>>>>

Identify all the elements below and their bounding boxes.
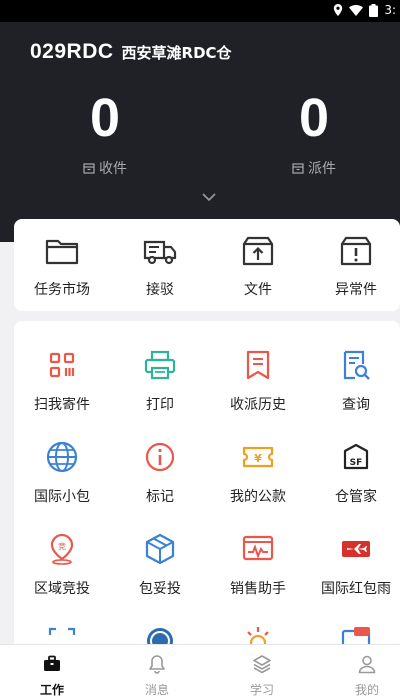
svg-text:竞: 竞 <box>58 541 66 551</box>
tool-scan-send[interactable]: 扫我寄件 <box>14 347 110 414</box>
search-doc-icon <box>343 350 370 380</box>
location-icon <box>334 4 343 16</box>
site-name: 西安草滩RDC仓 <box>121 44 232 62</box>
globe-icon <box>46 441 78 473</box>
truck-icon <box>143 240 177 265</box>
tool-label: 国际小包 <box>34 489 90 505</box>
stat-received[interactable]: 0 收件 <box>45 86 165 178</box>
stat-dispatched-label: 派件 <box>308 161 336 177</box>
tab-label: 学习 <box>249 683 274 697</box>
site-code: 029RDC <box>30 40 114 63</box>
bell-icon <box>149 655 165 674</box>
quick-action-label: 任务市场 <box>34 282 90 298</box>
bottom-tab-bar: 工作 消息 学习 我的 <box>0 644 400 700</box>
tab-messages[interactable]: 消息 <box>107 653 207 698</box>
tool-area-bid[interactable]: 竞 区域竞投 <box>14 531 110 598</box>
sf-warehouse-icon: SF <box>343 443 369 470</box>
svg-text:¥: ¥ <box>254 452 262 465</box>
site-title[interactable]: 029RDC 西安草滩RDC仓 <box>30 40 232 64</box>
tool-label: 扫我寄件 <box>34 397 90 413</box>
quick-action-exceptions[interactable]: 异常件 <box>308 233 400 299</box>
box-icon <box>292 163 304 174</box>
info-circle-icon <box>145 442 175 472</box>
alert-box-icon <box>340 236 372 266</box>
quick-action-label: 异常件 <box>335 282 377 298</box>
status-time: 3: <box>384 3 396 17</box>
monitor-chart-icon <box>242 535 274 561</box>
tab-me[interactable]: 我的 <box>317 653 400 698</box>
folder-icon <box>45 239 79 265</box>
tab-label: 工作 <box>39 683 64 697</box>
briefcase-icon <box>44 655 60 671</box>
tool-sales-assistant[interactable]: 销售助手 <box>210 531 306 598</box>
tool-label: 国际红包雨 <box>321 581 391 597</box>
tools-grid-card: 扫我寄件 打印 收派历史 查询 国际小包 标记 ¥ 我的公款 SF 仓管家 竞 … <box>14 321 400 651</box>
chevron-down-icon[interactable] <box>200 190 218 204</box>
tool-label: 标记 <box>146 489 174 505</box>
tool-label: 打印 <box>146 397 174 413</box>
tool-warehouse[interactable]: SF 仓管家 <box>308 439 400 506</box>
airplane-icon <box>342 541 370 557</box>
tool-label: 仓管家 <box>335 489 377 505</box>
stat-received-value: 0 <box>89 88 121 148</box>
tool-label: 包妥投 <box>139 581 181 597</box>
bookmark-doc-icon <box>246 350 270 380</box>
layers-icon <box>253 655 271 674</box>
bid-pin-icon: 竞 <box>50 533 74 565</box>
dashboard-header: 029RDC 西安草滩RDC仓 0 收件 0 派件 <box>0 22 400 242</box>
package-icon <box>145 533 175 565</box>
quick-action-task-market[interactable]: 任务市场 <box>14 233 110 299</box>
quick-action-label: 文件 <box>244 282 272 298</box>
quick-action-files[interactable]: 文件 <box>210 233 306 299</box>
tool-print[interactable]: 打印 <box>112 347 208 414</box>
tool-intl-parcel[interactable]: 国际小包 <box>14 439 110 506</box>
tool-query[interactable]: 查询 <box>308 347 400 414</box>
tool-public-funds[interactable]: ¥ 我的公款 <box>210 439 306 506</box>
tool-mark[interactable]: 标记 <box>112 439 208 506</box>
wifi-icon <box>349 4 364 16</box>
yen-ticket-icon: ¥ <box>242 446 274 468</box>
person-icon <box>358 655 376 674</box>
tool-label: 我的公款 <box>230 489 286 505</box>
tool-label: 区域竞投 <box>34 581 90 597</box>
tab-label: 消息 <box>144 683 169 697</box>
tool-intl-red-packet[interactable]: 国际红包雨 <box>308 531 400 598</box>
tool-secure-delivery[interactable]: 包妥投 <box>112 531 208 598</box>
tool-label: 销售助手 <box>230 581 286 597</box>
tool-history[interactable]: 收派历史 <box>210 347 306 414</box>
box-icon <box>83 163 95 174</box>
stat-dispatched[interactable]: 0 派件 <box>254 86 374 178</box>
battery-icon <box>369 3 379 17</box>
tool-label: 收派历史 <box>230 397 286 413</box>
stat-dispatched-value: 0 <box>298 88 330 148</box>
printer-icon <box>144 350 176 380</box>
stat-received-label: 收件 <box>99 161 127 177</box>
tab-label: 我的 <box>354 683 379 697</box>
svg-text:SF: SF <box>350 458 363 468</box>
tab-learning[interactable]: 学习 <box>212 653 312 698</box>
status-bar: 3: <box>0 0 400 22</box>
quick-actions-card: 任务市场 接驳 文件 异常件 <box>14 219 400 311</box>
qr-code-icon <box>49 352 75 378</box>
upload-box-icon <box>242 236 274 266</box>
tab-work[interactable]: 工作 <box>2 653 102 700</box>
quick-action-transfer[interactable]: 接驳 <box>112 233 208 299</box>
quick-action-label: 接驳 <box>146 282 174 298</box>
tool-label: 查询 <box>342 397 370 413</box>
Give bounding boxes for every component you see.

<<<<
>>>>

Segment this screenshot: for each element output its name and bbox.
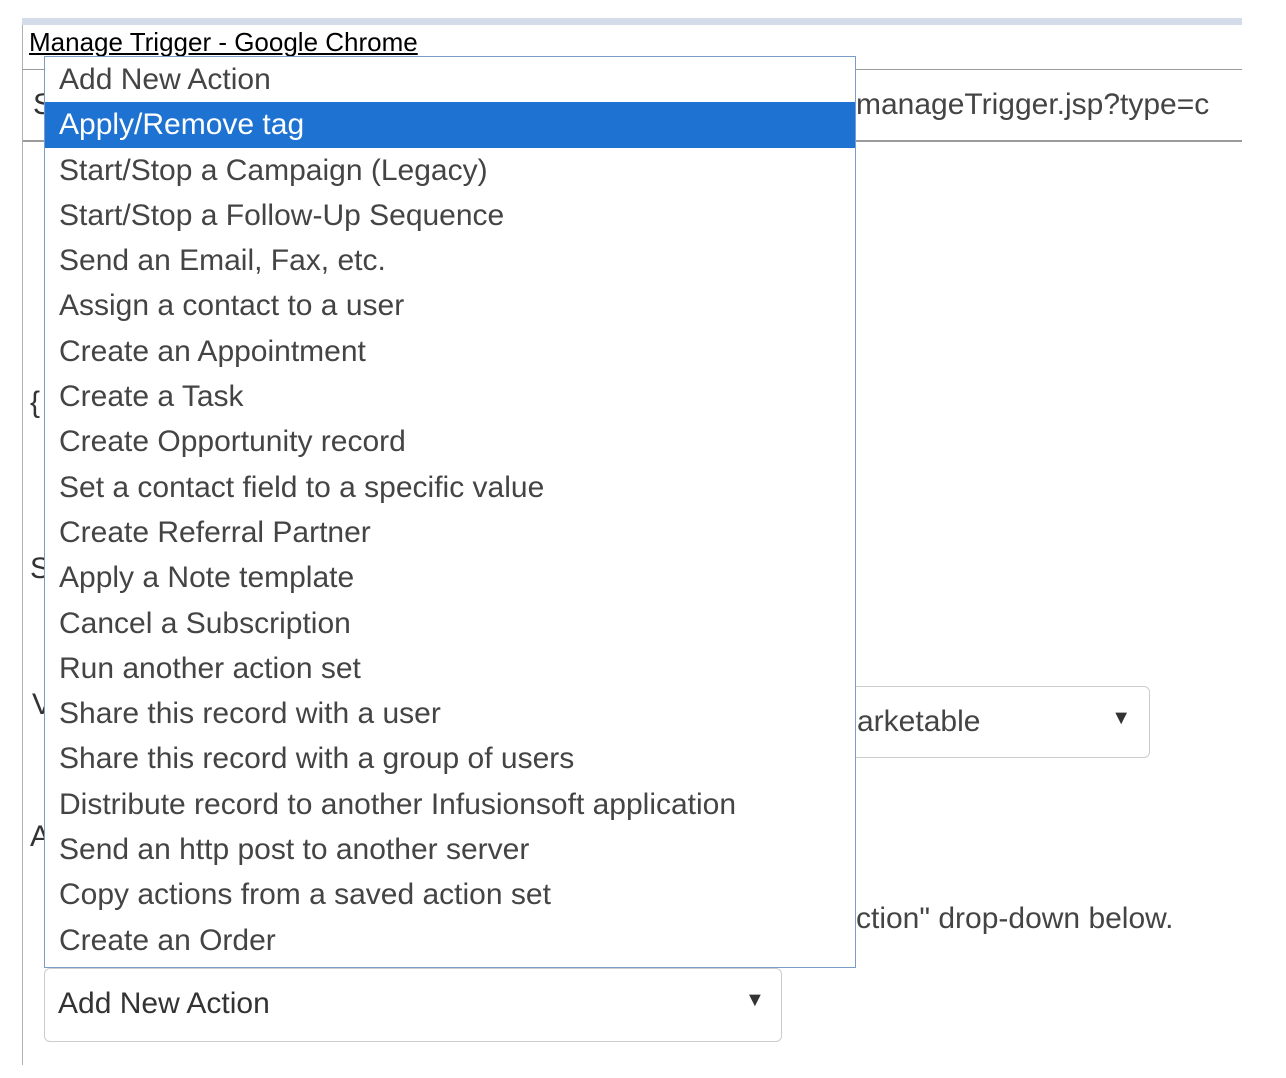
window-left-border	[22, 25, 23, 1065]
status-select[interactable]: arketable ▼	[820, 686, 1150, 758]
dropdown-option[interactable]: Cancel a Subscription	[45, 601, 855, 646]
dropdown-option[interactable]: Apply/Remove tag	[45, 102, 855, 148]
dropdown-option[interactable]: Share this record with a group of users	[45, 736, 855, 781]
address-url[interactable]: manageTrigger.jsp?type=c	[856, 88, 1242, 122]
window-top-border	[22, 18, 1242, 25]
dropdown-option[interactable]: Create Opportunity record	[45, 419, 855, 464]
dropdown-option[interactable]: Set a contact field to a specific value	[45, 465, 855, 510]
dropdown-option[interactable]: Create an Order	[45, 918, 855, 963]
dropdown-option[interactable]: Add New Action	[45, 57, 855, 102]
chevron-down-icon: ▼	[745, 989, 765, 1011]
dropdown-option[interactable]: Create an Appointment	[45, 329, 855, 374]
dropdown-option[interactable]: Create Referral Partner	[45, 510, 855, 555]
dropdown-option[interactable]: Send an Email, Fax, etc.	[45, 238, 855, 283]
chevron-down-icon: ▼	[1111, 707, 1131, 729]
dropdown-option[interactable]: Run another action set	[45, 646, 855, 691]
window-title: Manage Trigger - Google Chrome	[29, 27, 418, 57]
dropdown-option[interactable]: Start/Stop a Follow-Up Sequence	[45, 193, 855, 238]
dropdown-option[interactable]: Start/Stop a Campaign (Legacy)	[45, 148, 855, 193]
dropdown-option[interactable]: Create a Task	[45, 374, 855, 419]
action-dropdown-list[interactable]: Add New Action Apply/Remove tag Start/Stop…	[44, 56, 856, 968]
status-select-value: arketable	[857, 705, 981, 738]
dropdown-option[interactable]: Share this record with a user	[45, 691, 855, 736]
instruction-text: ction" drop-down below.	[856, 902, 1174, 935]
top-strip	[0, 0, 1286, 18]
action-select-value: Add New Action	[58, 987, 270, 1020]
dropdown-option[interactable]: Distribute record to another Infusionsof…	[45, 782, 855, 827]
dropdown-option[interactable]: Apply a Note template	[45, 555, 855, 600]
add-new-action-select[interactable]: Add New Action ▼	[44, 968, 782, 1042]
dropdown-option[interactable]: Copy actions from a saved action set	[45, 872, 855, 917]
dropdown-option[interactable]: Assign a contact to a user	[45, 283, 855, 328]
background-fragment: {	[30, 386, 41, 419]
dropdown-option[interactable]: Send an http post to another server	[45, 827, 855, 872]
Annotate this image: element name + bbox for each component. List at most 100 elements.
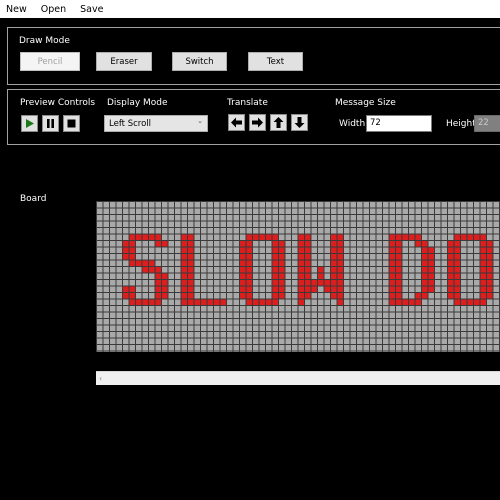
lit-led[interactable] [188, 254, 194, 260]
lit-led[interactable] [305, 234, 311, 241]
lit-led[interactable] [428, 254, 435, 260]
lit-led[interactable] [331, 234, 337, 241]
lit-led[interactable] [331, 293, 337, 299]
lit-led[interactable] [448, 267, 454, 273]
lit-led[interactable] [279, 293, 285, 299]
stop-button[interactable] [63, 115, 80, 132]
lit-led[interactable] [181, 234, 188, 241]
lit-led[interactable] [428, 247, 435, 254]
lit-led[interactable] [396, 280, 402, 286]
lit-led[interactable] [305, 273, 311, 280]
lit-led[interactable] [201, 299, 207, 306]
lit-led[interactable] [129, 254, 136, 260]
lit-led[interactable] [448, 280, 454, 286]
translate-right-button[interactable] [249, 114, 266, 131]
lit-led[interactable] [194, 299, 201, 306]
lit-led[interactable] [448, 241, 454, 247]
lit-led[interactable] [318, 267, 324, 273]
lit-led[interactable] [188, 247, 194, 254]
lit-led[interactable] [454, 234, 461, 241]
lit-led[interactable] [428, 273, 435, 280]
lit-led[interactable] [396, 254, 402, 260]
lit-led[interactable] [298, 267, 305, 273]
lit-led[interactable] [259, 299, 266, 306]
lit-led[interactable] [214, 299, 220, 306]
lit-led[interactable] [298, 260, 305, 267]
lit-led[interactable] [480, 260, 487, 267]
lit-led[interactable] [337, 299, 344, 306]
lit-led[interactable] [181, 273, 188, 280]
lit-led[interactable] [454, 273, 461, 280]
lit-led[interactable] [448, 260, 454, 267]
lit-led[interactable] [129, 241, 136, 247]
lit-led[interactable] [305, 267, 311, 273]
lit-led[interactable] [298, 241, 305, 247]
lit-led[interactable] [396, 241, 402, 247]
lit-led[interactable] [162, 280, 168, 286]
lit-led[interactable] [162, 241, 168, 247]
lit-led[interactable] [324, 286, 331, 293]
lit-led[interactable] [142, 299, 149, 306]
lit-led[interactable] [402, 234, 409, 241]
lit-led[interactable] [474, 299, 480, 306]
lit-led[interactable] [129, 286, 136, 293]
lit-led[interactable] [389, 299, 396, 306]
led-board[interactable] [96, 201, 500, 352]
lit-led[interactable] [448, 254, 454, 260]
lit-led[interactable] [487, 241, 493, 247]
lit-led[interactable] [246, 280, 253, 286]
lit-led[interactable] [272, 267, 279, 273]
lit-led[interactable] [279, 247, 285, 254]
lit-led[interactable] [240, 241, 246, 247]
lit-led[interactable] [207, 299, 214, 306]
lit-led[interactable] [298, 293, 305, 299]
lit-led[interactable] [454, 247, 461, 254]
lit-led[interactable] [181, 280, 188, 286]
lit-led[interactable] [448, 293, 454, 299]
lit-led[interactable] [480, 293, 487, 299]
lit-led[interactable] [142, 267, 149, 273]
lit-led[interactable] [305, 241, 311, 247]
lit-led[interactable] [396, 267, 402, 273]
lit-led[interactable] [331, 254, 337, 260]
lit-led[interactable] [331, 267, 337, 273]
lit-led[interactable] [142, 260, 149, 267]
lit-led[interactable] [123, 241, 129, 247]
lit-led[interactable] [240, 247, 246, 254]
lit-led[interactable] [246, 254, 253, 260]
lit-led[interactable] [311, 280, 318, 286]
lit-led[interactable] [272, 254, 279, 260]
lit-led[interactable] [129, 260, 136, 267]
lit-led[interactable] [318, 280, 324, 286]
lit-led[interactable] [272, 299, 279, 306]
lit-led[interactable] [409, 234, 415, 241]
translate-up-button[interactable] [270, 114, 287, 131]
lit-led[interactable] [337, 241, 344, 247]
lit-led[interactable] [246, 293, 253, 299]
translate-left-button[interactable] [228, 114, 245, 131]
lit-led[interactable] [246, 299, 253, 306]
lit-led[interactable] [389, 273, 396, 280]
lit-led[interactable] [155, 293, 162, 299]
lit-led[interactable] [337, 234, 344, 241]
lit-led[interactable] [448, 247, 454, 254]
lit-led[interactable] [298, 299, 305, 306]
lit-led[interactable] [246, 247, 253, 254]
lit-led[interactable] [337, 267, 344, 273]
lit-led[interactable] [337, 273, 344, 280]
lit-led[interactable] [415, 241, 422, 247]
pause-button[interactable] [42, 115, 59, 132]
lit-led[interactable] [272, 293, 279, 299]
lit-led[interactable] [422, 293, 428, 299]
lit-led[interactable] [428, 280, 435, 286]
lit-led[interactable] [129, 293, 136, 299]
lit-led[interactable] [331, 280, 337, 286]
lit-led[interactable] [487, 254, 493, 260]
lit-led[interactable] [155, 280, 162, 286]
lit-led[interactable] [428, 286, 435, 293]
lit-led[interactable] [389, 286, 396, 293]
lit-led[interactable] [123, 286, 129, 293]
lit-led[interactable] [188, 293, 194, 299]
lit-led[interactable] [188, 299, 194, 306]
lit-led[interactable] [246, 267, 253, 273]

<<<<
>>>>

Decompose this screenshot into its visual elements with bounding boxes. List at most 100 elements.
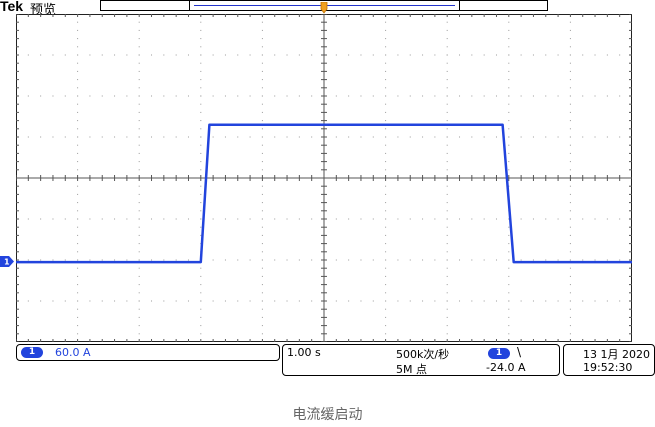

<<<<

__Goal__. Please reproduce the entries from the line containing "Segment this screenshot: for" through the line containing "dropdown-option[interactable]: Apply a", both included, keeping each line unchanged. Leave the picture out of your answer.

__Exercise solution__.
Segment this screenshot: for each element output its name and bbox.
window-left-border	[22, 25, 23, 1065]
status-select[interactable]: arketable ▼	[820, 686, 1150, 758]
dropdown-option[interactable]: Cancel a Subscription	[45, 601, 855, 646]
dropdown-option[interactable]: Apply/Remove tag	[45, 102, 855, 148]
dropdown-option[interactable]: Share this record with a group of users	[45, 736, 855, 781]
address-url[interactable]: manageTrigger.jsp?type=c	[856, 88, 1242, 122]
window-top-border	[22, 18, 1242, 25]
dropdown-option[interactable]: Create Opportunity record	[45, 419, 855, 464]
dropdown-option[interactable]: Set a contact field to a specific value	[45, 465, 855, 510]
dropdown-option[interactable]: Create an Order	[45, 918, 855, 963]
dropdown-option[interactable]: Add New Action	[45, 57, 855, 102]
chevron-down-icon: ▼	[745, 989, 765, 1011]
dropdown-option[interactable]: Create an Appointment	[45, 329, 855, 374]
dropdown-option[interactable]: Create Referral Partner	[45, 510, 855, 555]
dropdown-option[interactable]: Send an Email, Fax, etc.	[45, 238, 855, 283]
chevron-down-icon: ▼	[1111, 707, 1131, 729]
dropdown-option[interactable]: Run another action set	[45, 646, 855, 691]
window-title: Manage Trigger - Google Chrome	[29, 27, 418, 57]
dropdown-option[interactable]: Start/Stop a Follow-Up Sequence	[45, 193, 855, 238]
dropdown-option[interactable]: Start/Stop a Campaign (Legacy)	[45, 148, 855, 193]
dropdown-option[interactable]: Create a Task	[45, 374, 855, 419]
action-dropdown-list[interactable]: Add New Action Apply/Remove tag Start/Stop…	[44, 56, 856, 968]
status-select-value: arketable	[857, 705, 981, 738]
dropdown-option[interactable]: Share this record with a user	[45, 691, 855, 736]
instruction-text: ction" drop-down below.	[856, 902, 1174, 935]
top-strip	[0, 0, 1286, 18]
action-select-value: Add New Action	[58, 987, 270, 1020]
dropdown-option[interactable]: Distribute record to another Infusionsof…	[45, 782, 855, 827]
dropdown-option[interactable]: Apply a Note template	[45, 555, 855, 600]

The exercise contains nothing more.